(STATED EXERCISE) Select the lines that contain "What" and copy each of them.

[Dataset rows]
+ + + + + + +

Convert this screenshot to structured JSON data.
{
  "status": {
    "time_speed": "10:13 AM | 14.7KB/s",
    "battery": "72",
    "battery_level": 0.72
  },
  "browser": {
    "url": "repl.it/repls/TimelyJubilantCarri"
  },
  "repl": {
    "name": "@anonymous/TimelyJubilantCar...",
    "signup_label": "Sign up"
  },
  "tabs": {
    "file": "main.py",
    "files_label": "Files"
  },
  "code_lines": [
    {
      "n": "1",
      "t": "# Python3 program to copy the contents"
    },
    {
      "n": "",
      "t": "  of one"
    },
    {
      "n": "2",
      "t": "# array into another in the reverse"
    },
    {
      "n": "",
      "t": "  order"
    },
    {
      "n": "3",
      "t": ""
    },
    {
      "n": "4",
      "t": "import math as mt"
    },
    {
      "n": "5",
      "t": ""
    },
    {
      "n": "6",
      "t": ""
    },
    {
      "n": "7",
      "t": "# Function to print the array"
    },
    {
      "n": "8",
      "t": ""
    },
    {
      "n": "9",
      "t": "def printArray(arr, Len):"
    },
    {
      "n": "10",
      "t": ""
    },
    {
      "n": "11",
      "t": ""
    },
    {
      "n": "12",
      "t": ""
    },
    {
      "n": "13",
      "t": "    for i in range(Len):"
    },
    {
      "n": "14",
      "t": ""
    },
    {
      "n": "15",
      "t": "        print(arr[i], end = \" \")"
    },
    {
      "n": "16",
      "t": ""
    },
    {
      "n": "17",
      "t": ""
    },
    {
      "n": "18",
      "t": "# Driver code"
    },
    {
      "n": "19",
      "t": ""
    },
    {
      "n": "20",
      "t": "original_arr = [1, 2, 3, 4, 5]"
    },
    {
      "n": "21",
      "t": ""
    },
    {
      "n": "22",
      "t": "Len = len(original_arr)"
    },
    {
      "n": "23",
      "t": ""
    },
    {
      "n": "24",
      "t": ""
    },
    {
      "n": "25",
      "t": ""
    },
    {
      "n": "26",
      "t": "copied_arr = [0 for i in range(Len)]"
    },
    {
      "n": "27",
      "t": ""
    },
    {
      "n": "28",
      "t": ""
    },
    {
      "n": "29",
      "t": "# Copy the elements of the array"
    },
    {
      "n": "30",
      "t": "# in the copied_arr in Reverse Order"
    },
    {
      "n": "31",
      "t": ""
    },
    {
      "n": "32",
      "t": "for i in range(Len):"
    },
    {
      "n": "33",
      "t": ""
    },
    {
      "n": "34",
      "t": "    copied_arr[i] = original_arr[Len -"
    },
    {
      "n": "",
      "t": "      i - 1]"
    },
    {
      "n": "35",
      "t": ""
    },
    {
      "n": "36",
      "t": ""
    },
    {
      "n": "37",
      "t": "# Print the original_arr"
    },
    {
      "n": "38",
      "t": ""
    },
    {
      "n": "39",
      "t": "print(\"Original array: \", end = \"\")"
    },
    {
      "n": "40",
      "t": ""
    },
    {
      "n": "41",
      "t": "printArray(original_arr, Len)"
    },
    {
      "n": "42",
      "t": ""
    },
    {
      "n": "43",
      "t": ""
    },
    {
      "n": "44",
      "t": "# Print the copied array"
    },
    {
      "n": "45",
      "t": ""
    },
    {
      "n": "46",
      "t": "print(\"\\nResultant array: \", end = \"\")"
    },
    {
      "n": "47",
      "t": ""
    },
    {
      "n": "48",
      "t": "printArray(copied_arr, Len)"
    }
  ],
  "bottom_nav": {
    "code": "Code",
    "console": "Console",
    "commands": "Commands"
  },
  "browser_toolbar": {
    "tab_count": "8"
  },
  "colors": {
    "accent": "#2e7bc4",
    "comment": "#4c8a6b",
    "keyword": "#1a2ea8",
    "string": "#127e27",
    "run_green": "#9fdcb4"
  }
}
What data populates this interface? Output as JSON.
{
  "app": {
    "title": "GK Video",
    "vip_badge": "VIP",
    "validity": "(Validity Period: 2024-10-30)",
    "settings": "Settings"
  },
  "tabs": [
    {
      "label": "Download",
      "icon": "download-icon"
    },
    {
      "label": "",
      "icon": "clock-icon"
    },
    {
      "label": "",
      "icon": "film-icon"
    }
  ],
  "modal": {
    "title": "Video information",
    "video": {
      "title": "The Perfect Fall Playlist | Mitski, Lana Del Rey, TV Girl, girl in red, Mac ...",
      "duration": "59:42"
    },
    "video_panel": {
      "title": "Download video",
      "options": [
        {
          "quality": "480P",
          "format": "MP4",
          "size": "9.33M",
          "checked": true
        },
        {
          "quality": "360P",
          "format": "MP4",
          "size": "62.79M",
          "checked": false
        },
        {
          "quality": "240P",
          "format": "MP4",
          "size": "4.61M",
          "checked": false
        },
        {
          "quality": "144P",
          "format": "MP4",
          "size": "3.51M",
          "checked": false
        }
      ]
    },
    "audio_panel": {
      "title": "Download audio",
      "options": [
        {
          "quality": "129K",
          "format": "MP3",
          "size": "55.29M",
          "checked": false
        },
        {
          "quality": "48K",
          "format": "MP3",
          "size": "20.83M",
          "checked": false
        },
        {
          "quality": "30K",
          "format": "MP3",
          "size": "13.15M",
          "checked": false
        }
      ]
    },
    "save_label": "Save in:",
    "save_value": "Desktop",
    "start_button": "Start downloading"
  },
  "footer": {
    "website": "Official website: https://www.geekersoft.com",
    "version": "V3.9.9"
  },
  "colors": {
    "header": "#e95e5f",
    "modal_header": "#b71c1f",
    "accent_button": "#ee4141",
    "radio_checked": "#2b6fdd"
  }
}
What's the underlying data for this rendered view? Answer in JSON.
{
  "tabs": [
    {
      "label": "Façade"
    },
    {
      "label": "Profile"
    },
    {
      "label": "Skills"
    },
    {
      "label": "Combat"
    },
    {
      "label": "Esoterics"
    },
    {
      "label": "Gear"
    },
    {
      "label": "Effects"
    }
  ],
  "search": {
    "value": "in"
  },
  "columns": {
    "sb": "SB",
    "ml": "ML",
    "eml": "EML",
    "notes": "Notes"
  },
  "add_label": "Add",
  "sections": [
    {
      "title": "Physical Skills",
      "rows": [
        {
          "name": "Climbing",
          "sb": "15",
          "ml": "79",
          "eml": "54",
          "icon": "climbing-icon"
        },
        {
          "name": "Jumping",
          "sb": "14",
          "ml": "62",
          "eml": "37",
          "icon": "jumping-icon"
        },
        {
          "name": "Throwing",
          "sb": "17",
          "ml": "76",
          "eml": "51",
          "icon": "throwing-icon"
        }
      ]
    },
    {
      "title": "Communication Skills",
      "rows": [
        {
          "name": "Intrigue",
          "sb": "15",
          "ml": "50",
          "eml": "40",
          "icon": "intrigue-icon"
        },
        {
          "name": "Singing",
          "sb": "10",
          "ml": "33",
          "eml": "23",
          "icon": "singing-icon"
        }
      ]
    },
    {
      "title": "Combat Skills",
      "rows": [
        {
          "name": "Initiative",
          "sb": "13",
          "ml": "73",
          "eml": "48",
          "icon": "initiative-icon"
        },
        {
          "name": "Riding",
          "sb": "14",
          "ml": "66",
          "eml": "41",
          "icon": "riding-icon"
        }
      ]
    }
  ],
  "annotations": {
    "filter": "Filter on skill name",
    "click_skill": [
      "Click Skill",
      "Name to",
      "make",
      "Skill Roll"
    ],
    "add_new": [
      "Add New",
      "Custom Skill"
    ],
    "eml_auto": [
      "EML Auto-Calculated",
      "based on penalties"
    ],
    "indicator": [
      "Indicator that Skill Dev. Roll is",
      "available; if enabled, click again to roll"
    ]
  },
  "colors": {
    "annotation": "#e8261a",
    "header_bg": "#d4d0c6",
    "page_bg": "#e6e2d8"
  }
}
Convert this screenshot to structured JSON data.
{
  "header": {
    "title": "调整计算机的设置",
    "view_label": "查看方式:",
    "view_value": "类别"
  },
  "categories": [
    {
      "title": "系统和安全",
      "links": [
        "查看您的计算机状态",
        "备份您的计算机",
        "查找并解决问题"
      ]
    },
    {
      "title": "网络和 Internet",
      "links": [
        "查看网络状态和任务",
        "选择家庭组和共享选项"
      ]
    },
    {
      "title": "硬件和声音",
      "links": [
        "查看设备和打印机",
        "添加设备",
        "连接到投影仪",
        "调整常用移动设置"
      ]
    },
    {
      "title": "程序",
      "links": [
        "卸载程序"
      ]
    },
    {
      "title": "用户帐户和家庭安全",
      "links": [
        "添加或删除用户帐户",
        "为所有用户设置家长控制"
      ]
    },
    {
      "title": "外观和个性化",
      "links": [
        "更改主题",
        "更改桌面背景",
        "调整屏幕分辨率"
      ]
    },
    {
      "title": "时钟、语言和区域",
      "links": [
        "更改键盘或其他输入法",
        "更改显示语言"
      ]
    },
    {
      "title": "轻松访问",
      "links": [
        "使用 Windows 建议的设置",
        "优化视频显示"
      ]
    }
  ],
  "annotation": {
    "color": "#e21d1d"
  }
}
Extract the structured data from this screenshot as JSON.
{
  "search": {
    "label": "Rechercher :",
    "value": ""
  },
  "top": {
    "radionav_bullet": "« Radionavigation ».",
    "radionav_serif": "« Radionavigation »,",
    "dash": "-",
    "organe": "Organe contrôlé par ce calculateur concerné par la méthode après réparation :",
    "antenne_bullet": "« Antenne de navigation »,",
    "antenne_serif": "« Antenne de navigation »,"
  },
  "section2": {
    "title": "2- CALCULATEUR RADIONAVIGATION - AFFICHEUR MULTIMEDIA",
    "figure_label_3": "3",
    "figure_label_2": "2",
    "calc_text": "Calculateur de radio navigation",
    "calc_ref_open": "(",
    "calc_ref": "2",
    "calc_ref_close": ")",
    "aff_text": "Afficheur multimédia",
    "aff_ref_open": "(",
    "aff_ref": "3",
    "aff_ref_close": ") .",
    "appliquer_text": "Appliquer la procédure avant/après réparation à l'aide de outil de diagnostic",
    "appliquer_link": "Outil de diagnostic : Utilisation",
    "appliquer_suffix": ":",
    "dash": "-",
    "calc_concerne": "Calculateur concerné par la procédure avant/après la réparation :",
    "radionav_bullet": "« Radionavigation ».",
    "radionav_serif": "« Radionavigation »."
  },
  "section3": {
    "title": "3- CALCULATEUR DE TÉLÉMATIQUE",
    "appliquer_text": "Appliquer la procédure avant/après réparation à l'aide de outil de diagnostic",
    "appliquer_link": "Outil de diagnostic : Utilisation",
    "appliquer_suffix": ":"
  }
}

+ + + + + + +

(REPLY TO THE TASK)
What data populates this interface? Output as JSON.
What's the underlying data for this rendered view? Answer in JSON.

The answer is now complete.